§ **Aim of the task**
Gather up every line from the entries below that uses the word "感谢有你".

§ **Extracted records**
★ ★ ★ ★ ★
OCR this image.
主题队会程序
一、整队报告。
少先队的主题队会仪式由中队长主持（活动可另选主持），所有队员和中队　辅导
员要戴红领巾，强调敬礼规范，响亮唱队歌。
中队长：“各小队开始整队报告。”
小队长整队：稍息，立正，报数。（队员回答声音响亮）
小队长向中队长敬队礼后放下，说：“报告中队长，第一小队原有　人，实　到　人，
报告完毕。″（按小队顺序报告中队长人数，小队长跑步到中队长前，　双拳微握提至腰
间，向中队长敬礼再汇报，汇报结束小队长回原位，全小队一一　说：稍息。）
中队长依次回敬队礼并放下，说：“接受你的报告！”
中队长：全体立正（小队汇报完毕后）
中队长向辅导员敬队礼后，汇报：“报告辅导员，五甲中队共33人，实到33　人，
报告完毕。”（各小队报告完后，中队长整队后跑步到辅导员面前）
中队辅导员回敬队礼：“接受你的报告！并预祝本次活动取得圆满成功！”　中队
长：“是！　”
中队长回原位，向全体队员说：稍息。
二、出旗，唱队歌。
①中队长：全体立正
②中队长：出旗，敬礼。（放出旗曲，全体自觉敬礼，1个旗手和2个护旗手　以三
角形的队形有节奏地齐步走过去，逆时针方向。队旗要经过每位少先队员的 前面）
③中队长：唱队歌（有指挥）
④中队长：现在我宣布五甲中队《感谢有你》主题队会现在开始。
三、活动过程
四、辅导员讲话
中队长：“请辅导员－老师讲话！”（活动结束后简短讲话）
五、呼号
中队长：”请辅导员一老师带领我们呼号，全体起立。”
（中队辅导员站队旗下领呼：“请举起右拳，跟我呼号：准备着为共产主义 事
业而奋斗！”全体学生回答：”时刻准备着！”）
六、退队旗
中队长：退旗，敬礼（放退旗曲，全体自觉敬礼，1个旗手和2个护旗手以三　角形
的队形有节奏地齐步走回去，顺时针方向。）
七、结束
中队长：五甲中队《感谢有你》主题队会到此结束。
★ ★ ★ ★ ★
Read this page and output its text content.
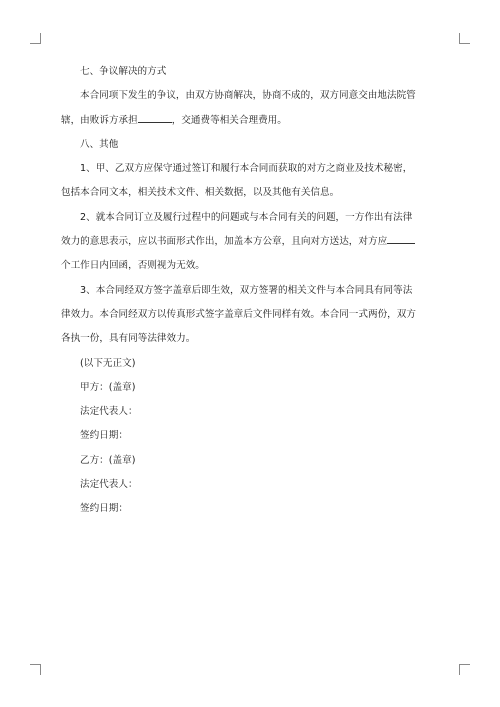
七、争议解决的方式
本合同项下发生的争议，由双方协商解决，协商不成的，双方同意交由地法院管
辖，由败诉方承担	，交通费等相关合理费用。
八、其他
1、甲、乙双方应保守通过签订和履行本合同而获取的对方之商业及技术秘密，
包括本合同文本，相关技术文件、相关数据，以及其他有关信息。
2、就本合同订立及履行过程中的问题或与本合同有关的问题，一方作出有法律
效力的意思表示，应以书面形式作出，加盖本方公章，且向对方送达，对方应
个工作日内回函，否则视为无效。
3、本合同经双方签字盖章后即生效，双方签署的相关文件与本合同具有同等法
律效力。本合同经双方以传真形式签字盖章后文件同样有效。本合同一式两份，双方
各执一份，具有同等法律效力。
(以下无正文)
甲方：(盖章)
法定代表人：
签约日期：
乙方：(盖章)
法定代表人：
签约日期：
★ ★ ★ ★ ★
§ **Task response**
④中队长：现在我宣布五甲中队《感谢有你》主题队会现在开始。
中队长：五甲中队《感谢有你》主题队会到此结束。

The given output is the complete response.